__Task brief__: Examine the material below and count the lines that hold the word "Model". Report only the number.

***

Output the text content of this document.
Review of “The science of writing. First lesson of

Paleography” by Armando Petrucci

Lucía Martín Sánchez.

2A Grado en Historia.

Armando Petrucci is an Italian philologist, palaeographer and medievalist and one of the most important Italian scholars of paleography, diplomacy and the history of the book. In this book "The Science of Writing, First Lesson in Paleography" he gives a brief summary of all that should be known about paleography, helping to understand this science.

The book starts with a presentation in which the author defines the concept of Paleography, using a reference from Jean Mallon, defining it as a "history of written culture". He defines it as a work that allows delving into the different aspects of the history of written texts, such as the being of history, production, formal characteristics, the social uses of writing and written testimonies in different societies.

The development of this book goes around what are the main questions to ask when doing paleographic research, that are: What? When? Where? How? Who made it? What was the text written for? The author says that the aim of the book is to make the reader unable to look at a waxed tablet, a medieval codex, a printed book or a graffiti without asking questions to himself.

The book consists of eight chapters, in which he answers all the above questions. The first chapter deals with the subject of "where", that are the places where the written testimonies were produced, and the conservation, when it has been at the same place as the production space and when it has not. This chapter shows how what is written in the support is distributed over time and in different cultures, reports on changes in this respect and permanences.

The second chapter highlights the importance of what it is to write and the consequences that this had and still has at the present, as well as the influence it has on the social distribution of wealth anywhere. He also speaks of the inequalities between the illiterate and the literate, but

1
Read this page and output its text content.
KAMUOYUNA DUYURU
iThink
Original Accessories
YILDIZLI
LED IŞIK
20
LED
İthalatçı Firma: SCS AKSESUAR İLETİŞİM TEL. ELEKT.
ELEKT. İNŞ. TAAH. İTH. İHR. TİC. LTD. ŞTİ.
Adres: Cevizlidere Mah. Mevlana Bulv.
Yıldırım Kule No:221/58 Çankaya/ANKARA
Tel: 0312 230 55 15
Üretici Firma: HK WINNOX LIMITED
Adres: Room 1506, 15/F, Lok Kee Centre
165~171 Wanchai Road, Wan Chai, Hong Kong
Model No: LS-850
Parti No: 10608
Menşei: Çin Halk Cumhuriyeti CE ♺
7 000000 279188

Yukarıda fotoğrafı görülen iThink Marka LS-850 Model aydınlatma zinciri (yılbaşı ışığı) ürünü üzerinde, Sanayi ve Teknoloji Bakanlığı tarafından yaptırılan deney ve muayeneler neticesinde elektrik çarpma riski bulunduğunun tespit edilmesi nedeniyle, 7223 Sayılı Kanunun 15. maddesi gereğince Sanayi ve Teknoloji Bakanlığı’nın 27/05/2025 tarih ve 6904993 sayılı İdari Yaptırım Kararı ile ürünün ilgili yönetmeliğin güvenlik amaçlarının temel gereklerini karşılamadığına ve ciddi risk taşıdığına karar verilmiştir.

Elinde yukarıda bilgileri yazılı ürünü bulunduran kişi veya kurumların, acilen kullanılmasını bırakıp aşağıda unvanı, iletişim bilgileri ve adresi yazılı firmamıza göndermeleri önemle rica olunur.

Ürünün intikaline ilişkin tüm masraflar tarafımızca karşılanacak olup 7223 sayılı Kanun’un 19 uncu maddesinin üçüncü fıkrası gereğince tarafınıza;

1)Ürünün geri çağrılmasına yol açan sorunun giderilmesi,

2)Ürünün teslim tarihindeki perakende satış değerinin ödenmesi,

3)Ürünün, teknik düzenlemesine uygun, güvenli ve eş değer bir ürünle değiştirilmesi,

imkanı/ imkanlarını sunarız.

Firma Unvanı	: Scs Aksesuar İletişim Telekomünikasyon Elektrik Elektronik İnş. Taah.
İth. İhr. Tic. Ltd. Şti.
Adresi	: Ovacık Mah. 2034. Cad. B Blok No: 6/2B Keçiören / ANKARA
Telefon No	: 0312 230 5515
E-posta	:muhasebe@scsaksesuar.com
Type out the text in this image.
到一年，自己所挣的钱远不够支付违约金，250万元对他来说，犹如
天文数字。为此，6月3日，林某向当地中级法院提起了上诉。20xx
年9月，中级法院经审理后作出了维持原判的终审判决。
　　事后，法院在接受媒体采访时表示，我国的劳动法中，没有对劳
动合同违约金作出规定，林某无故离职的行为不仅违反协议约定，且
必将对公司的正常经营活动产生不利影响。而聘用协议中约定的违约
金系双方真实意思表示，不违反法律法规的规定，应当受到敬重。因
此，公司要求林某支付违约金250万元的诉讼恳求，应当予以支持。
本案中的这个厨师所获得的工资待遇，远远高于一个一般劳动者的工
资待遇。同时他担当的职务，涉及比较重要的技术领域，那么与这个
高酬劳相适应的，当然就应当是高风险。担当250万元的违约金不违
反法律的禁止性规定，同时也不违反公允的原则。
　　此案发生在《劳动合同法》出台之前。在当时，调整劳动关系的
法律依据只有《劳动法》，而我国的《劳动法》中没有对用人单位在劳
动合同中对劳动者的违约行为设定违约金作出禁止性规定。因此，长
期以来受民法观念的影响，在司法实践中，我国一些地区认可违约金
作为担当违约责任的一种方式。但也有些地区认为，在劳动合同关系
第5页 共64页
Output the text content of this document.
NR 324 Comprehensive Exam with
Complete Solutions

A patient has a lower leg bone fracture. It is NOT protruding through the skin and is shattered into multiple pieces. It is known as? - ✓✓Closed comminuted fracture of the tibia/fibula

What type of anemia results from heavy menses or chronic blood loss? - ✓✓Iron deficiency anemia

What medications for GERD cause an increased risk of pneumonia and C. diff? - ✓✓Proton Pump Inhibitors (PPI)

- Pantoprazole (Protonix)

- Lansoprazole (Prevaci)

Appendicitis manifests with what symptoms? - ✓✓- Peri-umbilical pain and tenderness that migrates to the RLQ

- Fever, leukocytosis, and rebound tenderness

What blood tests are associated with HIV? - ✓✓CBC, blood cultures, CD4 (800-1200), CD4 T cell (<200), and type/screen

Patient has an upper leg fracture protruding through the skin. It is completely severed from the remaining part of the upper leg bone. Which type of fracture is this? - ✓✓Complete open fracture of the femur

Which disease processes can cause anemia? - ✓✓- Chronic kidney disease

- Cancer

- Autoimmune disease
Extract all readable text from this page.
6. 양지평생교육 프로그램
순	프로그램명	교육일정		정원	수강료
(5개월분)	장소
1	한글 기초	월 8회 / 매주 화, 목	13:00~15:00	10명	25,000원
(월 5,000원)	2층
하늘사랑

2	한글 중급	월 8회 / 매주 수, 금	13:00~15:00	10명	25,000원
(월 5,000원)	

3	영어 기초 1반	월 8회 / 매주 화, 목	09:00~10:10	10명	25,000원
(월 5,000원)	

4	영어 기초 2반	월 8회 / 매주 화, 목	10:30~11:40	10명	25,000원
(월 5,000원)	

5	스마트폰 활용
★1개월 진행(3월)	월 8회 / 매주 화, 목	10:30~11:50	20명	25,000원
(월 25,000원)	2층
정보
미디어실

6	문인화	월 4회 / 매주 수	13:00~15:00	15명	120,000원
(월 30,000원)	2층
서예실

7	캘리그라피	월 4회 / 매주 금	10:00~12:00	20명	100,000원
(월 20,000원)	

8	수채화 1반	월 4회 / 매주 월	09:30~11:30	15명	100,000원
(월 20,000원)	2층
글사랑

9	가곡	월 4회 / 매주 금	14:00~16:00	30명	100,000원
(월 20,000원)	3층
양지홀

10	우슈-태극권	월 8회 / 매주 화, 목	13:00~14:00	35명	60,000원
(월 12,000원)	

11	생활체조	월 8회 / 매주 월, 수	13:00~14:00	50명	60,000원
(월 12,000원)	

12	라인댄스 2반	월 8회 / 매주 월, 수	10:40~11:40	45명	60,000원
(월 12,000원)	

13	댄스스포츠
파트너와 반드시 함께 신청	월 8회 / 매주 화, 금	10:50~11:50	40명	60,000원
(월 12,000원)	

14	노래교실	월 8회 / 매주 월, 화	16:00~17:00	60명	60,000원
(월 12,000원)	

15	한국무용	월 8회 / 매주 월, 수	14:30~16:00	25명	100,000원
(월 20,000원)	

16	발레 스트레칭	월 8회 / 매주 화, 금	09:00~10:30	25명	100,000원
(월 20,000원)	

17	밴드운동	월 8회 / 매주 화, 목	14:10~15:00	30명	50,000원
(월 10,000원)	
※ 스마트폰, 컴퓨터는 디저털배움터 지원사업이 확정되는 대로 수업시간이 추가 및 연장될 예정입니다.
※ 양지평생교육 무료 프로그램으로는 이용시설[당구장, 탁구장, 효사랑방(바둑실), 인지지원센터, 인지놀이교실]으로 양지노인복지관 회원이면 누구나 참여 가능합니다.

***

__Output of the task__: 2